Your task
Please repeat all of the listing exactly.

Task inputs
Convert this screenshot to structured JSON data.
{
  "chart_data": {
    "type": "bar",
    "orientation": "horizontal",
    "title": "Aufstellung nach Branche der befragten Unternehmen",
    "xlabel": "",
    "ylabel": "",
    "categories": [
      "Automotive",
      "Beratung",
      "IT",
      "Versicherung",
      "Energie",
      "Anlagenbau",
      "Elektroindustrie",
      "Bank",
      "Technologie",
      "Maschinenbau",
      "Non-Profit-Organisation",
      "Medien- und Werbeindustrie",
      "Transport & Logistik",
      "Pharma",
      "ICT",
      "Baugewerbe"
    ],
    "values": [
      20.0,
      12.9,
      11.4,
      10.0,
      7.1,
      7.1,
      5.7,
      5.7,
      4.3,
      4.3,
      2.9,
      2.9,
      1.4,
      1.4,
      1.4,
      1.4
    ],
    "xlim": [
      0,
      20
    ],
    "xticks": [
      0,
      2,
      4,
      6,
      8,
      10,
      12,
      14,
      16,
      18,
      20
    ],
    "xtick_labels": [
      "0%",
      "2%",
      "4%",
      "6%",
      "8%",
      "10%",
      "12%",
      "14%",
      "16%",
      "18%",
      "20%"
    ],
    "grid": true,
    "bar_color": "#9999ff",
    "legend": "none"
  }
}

Output for this task
Convert this screenshot to structured JSON data.
{
  "chart_data": {
    "type": "bar",
    "orientation": "horizontal",
    "title": "Aufstellung nach Branche der befragten Unternehmen",
    "xlabel": "",
    "ylabel": "",
    "categories": [
      "Automotive",
      "Beratung",
      "IT",
      "Versicherung",
      "Energie",
      "Anlagenbau",
      "Elektroindustrie",
      "Bank",
      "Technologie",
      "Maschinenbau",
      "Non-Profit-Organisation",
      "Medien- und Werbeindustrie",
      "Transport & Logistik",
      "Pharma",
      "ICT",
      "Baugewerbe"
    ],
    "values": [
      20.0,
      12.9,
      11.4,
      10.0,
      7.1,
      7.1,
      5.7,
      5.7,
      4.3,
      4.3,
      2.9,
      2.9,
      1.4,
      1.4,
      1.4,
      1.4
    ],
    "xlim": [
      0,
      20
    ],
    "xticks": [
      0,
      2,
      4,
      6,
      8,
      10,
      12,
      14,
      16,
      18,
      20
    ],
    "xtick_labels": [
      "0%",
      "2%",
      "4%",
      "6%",
      "8%",
      "10%",
      "12%",
      "14%",
      "16%",
      "18%",
      "20%"
    ],
    "grid": true,
    "bar_color": "#9999ff",
    "legend": "none"
  }
}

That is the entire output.